Directions for this task: Exactly reproduce the entries, dropping any pictures from your copy.

** BEGIN **

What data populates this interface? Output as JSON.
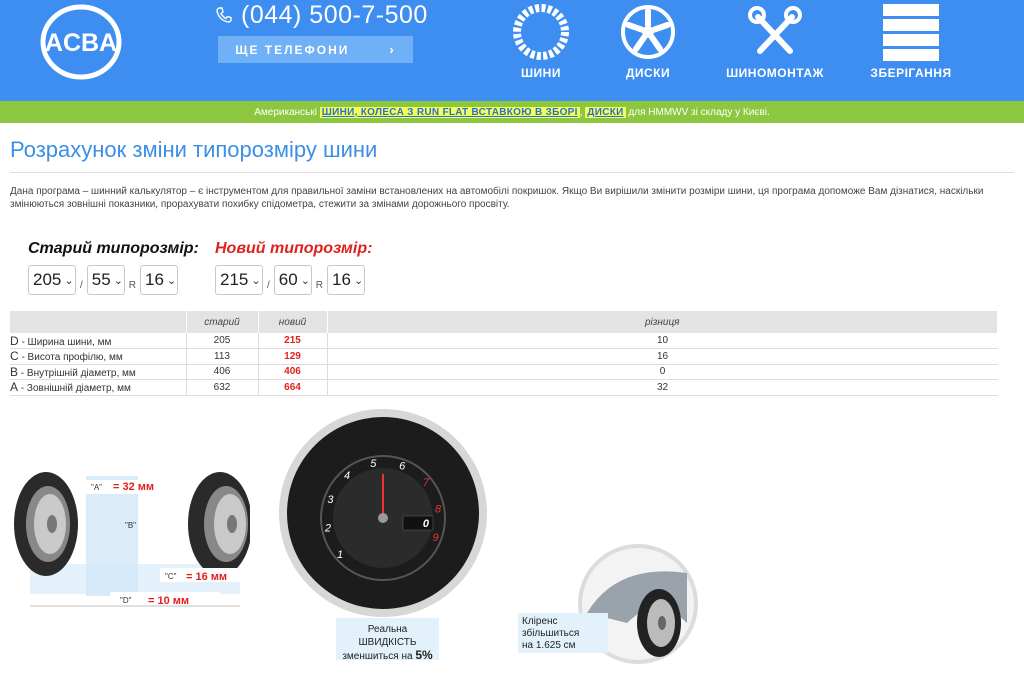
{
  "header": {
    "logo_text": "ACBA",
    "phone": "(044) 500-7-500",
    "phones_button": "ЩЕ ТЕЛЕФОНИ",
    "nav": [
      {
        "label": "ШИНИ",
        "icon": "tire-icon"
      },
      {
        "label": "ДИСКИ",
        "icon": "wheel-rim-icon"
      },
      {
        "label": "ШИНОМОНТАЖ",
        "icon": "tools-icon"
      },
      {
        "label": "ЗБЕРІГАННЯ",
        "icon": "storage-icon"
      }
    ],
    "background_color": "#3d8ef0"
  },
  "promo": {
    "prefix": "Американські",
    "link1": "ШИНИ, КОЛЕСА З RUN FLAT ВСТАВКОЮ В ЗБОРІ",
    "comma": ",",
    "link2": "ДИСКИ",
    "suffix": "для HMMWV зі складу у Києві.",
    "background_color": "#8dc63f"
  },
  "page": {
    "title": "Розрахунок зміни типорозміру шини",
    "description": "Дана програма – шинний калькулятор – є інструментом для правильної заміни встановлених на автомобілі покришок. Якщо Ви вирішили змінити розміри шини, ця програма допоможе Вам дізнатися, наскільки змінюються зовнішні показники, прорахувати похибку спідометра, стежити за змінами дорожнього просвіту."
  },
  "old_size": {
    "label": "Старий типорозмір:",
    "width": "205",
    "sep1": "/",
    "profile": "55",
    "sep2": "R",
    "diameter": "16"
  },
  "new_size": {
    "label": "Новий типорозмір:",
    "width": "215",
    "sep1": "/",
    "profile": "60",
    "sep2": "R",
    "diameter": "16",
    "accent_color": "#e0211d"
  },
  "table": {
    "headers": [
      "",
      "старий",
      "новий",
      "різниця"
    ],
    "rows": [
      {
        "letter": "D",
        "label": " - Ширина шини, мм",
        "old": "205",
        "new": "215",
        "diff": "10"
      },
      {
        "letter": "C",
        "label": " - Висота профілю, мм",
        "old": "113",
        "new": "129",
        "diff": "16"
      },
      {
        "letter": "B",
        "label": " - Внутрішній діаметр, мм",
        "old": "406",
        "new": "406",
        "diff": "0"
      },
      {
        "letter": "A",
        "label": " - Зовнішній діаметр, мм",
        "old": "632",
        "new": "664",
        "diff": "32"
      }
    ]
  },
  "diagram": {
    "a_label": "\"A\"",
    "a_value": "= 32 мм",
    "b_label": "\"B\"",
    "c_label": "\"C\"",
    "c_value": "= 16 мм",
    "d_label": "\"D\"",
    "d_value": "= 10 мм"
  },
  "speed": {
    "line1": "Реальна ШВИДКІСТЬ",
    "line2": "зменшиться на",
    "value": "5%",
    "gauge_digits": [
      "1",
      "2",
      "3",
      "4",
      "5",
      "6",
      "7",
      "8",
      "9"
    ],
    "display_speed": "0"
  },
  "clearance": {
    "line1": "Кліренс",
    "line2": "збільшиться",
    "line3": "на 1.625 см"
  }
}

** END **

Exercise result:
What data populates this interface? Output as JSON.
{
  "header": {
    "logo_text": "ACBA",
    "phone": "(044) 500-7-500",
    "phones_button": "ЩЕ ТЕЛЕФОНИ",
    "nav": [
      {
        "label": "ШИНИ",
        "icon": "tire-icon"
      },
      {
        "label": "ДИСКИ",
        "icon": "wheel-rim-icon"
      },
      {
        "label": "ШИНОМОНТАЖ",
        "icon": "tools-icon"
      },
      {
        "label": "ЗБЕРІГАННЯ",
        "icon": "storage-icon"
      }
    ],
    "background_color": "#3d8ef0"
  },
  "promo": {
    "prefix": "Американські",
    "link1": "ШИНИ, КОЛЕСА З RUN FLAT ВСТАВКОЮ В ЗБОРІ",
    "comma": ",",
    "link2": "ДИСКИ",
    "suffix": "для HMMWV зі складу у Києві.",
    "background_color": "#8dc63f"
  },
  "page": {
    "title": "Розрахунок зміни типорозміру шини",
    "description": "Дана програма – шинний калькулятор – є інструментом для правильної заміни встановлених на автомобілі покришок. Якщо Ви вирішили змінити розміри шини, ця програма допоможе Вам дізнатися, наскільки змінюються зовнішні показники, прорахувати похибку спідометра, стежити за змінами дорожнього просвіту."
  },
  "old_size": {
    "label": "Старий типорозмір:",
    "width": "205",
    "sep1": "/",
    "profile": "55",
    "sep2": "R",
    "diameter": "16"
  },
  "new_size": {
    "label": "Новий типорозмір:",
    "width": "215",
    "sep1": "/",
    "profile": "60",
    "sep2": "R",
    "diameter": "16",
    "accent_color": "#e0211d"
  },
  "table": {
    "headers": [
      "",
      "старий",
      "новий",
      "різниця"
    ],
    "rows": [
      {
        "letter": "D",
        "label": " - Ширина шини, мм",
        "old": "205",
        "new": "215",
        "diff": "10"
      },
      {
        "letter": "C",
        "label": " - Висота профілю, мм",
        "old": "113",
        "new": "129",
        "diff": "16"
      },
      {
        "letter": "B",
        "label": " - Внутрішній діаметр, мм",
        "old": "406",
        "new": "406",
        "diff": "0"
      },
      {
        "letter": "A",
        "label": " - Зовнішній діаметр, мм",
        "old": "632",
        "new": "664",
        "diff": "32"
      }
    ]
  },
  "diagram": {
    "a_label": "\"A\"",
    "a_value": "= 32 мм",
    "b_label": "\"B\"",
    "c_label": "\"C\"",
    "c_value": "= 16 мм",
    "d_label": "\"D\"",
    "d_value": "= 10 мм"
  },
  "speed": {
    "line1": "Реальна ШВИДКІСТЬ",
    "line2": "зменшиться на",
    "value": "5%",
    "gauge_digits": [
      "1",
      "2",
      "3",
      "4",
      "5",
      "6",
      "7",
      "8",
      "9"
    ],
    "display_speed": "0"
  },
  "clearance": {
    "line1": "Кліренс",
    "line2": "збільшиться",
    "line3": "на 1.625 см"
  }
}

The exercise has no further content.